■ **WHAT THE TASK ASKS**: Read the records below and copy each line that contains "syndicates".

(Extracted records)

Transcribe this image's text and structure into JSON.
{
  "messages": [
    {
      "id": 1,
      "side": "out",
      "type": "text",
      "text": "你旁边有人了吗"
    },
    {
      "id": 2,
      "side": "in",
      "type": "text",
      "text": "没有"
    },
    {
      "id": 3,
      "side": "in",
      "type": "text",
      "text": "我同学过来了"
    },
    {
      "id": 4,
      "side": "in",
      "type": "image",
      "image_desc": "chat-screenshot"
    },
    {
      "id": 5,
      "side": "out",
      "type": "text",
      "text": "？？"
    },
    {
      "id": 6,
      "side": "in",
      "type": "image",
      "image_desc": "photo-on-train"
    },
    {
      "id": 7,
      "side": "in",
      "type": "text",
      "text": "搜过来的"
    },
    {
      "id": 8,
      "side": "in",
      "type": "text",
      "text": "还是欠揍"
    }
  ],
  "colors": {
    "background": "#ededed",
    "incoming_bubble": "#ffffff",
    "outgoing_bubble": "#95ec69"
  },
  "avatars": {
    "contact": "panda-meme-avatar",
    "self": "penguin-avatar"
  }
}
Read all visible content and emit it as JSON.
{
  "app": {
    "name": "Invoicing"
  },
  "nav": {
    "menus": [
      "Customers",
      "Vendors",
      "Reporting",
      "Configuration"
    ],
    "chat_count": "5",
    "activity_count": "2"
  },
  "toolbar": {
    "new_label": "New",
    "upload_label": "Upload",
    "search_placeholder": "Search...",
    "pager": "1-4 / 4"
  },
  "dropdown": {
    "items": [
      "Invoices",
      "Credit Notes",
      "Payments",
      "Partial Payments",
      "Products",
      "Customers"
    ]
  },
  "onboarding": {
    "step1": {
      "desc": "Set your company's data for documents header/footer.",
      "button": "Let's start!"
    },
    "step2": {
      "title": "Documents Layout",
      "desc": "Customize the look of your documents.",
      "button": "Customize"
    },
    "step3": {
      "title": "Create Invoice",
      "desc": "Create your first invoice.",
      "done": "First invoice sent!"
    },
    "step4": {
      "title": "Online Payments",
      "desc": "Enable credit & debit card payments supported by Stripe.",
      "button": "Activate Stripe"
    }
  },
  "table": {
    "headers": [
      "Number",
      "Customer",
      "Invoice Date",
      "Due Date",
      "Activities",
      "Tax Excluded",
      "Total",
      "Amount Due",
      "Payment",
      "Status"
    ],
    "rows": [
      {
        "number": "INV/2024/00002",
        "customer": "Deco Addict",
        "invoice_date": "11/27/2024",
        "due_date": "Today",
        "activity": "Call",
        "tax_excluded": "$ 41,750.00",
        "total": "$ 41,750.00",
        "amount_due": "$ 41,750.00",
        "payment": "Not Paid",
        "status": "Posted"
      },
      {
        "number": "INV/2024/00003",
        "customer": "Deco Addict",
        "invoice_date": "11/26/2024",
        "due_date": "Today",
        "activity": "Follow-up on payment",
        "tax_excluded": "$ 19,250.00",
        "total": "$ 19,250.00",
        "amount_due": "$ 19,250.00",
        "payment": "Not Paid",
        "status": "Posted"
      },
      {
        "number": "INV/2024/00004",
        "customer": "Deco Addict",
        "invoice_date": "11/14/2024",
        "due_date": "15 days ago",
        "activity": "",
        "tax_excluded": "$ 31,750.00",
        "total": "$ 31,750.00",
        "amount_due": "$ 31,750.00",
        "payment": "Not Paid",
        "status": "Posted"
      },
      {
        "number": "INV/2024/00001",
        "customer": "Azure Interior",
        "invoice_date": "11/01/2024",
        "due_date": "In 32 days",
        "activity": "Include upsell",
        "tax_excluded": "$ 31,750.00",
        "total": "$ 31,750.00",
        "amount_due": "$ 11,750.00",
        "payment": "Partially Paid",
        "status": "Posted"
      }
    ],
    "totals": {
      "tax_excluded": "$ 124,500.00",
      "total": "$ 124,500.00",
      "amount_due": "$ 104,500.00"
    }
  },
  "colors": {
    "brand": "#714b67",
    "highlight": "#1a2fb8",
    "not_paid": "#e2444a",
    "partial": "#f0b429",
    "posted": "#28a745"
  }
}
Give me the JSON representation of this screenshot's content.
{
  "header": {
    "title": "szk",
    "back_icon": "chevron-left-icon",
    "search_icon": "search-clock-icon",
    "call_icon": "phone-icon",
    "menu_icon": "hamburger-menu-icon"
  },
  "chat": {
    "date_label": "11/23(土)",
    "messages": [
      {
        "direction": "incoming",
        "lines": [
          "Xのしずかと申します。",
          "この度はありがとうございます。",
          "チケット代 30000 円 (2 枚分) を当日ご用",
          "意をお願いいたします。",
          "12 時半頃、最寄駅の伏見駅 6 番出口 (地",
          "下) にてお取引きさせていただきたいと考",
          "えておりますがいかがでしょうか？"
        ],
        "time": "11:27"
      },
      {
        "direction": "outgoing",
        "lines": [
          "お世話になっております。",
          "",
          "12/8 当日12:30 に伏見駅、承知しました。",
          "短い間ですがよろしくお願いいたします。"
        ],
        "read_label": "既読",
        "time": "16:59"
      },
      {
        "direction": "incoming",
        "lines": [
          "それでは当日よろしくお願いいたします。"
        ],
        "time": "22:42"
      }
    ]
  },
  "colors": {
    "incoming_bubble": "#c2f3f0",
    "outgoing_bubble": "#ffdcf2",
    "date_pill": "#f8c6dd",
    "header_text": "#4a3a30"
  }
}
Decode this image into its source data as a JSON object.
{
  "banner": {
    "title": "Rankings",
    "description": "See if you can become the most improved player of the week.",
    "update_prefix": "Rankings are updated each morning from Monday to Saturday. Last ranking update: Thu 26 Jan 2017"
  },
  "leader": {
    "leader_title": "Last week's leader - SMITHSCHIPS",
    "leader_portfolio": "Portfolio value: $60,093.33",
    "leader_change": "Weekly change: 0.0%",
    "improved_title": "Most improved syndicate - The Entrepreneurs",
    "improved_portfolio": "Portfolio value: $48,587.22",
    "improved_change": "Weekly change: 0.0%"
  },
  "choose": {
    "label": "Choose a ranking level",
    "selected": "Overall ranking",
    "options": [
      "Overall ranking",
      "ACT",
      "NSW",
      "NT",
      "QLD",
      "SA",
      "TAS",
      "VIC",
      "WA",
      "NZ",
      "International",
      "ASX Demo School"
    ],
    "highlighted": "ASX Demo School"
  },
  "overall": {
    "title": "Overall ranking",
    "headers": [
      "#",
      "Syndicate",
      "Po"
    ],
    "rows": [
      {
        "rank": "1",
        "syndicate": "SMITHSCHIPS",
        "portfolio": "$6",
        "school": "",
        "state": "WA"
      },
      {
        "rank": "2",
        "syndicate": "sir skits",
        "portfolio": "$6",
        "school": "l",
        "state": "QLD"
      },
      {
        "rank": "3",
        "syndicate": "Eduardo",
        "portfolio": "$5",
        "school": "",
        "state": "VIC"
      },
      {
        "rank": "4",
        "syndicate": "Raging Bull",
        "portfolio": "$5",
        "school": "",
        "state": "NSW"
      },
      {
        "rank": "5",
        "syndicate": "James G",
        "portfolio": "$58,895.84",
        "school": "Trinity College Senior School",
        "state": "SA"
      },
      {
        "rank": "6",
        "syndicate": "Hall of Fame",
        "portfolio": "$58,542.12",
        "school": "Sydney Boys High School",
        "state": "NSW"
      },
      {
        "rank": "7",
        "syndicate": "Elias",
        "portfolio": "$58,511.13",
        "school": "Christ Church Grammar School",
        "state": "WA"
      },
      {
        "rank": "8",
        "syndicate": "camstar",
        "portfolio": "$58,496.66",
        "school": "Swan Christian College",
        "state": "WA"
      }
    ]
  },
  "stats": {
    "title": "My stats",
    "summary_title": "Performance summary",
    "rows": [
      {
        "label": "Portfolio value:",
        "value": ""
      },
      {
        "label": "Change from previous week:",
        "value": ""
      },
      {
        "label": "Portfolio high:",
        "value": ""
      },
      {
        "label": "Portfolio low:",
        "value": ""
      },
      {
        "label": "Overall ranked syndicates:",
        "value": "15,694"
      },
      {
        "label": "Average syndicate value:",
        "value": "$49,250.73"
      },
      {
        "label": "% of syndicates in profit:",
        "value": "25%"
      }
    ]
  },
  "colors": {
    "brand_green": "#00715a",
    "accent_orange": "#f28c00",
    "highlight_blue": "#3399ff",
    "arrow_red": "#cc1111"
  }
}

■ **ANSWER TO THIS TASK**:
        "label": "Overall ranked syndicates:",
        "label": "% of syndicates in profit:",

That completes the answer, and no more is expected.